--- begin Passage to read ---

Previous SectionIndexHome Page

John Robertson (Glasgow, Anniesland) (Lab) rose—

Mr. Gray: I am happy to give way to the hon. Gentleman, who was on the same trip.

John Robertson: Perhaps I can call the hon. Gentleman a friend because, as he rightly suggests, we were in Basra together. Does he agree that the air-conditioned tents that had been promised very early on were also missing and that, in temperatures of 52° C, more of those tents were required, particularly at night, when it did not get much below 45°?

Mr. Gray: The hon. Gentleman is, of course, quite right. Air conditioning may sound like a luxury, but in those conditions in the heat of the summer, it becomes a basic necessity, not only for sleeping and eating accommodation, which was sometimes absolutely oven-like, but for offices. I visited a number of logistics offices where computers and other equipment had seized up and was unable to operate simply because of the heat—leaving aside the personal convenience and comfort of the soldiers involved. We need to find ways to supply units that are air-conditioned more easily or, indeed, little air-conditioning units themselves, which can be easily fitted in ordinary tents. We saw that in some places, where air-conditioning equipment was supplied.

We must not forget about water-cooling systems. I was struck by the fact that a tank driver discovered that, by some curious means—my science is not good enough to explain—putting a bottle of water into a wet sock and driving it through the desert cools down the water. That was the only means that our soldiers had to make their water palatable. Perhaps we ought to find ways to supply water-cooling equipment in the future.

--- end Passage to read ---

→ To be done: Reproduce verbatim the part of the Basra debate excerpt starting with "Mr. Gray: The" and going on through "equipment was supplied.".

--- begin Supplied information ---

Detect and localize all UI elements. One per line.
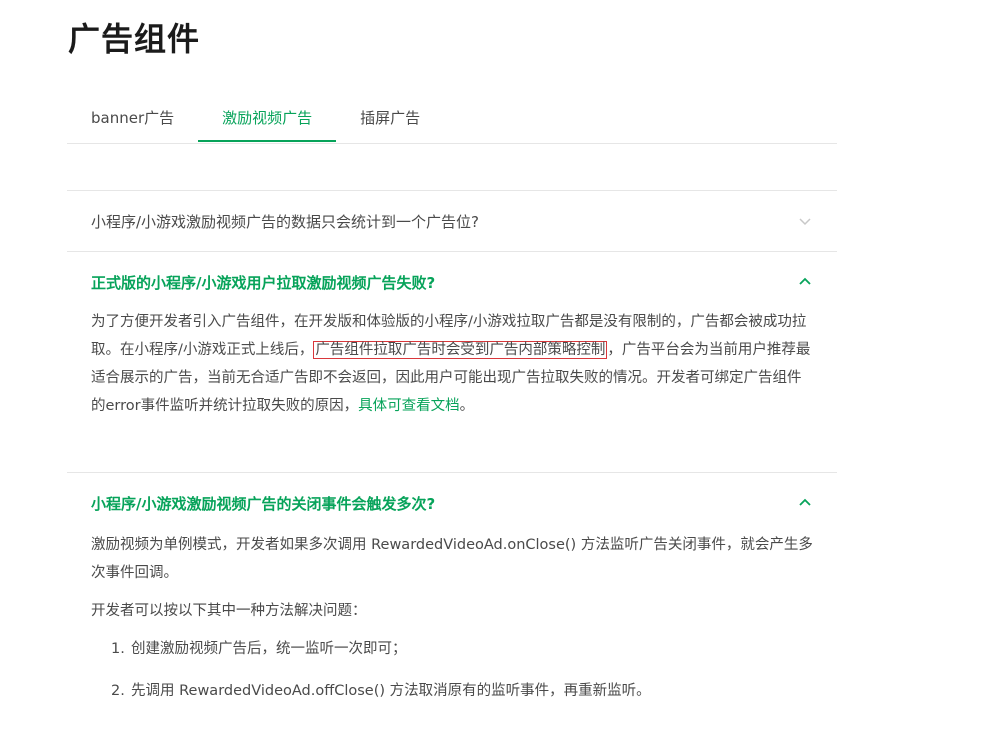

--- end Supplied information ---

→ Answer to the problem:
Mr. Gray: The hon. Gentleman is, of course, quite right. Air conditioning may sound like a luxury, but in those conditions in the heat of the summer, it becomes a basic necessity, not only for sleeping and eating accommodation, which was sometimes absolutely oven-like, but for offices. I visited a number of logistics offices where computers and other equipment had seized up and was unable to operate simply because of the heat—leaving aside the personal convenience and comfort of the soldiers involved. We need to find ways to supply units that are air-conditioned more easily or, indeed, little air-conditioning units themselves, which can be easily fitted in ordinary tents. We saw that in some places, where air-conditioning equipment was supplied.